Start of GIVEN DATA
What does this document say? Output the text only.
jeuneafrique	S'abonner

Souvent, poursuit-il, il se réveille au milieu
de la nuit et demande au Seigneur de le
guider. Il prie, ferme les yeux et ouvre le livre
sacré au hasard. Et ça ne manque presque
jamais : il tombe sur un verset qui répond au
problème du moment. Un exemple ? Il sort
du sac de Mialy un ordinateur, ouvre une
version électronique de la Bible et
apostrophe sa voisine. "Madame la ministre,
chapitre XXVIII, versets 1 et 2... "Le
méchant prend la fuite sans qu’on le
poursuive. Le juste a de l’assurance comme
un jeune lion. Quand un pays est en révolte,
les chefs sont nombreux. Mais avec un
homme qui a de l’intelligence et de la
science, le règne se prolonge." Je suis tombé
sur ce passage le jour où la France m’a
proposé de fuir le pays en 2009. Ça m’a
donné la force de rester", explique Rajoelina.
End of GIVEN DATA
▸ WHAT THE EXERCISE ASKS
Every line above should be written out again exactly as it stands.

▸ FULL ANSWER
What does this document say? Output the text only.
jeuneafrique	S'abonner

Souvent, poursuit-il, il se réveille au milieu
de la nuit et demande au Seigneur de le
guider. Il prie, ferme les yeux et ouvre le livre
sacré au hasard. Et ça ne manque presque
jamais : il tombe sur un verset qui répond au
problème du moment. Un exemple ? Il sort
du sac de Mialy un ordinateur, ouvre une
version électronique de la Bible et
apostrophe sa voisine. "Madame la ministre,
chapitre XXVIII, versets 1 et 2... "Le
méchant prend la fuite sans qu’on le
poursuive. Le juste a de l’assurance comme
un jeune lion. Quand un pays est en révolte,
les chefs sont nombreux. Mais avec un
homme qui a de l’intelligence et de la
science, le règne se prolonge." Je suis tombé
sur ce passage le jour où la France m’a
proposé de fuir le pays en 2009. Ça m’a
donné la force de rester", explique Rajoelina.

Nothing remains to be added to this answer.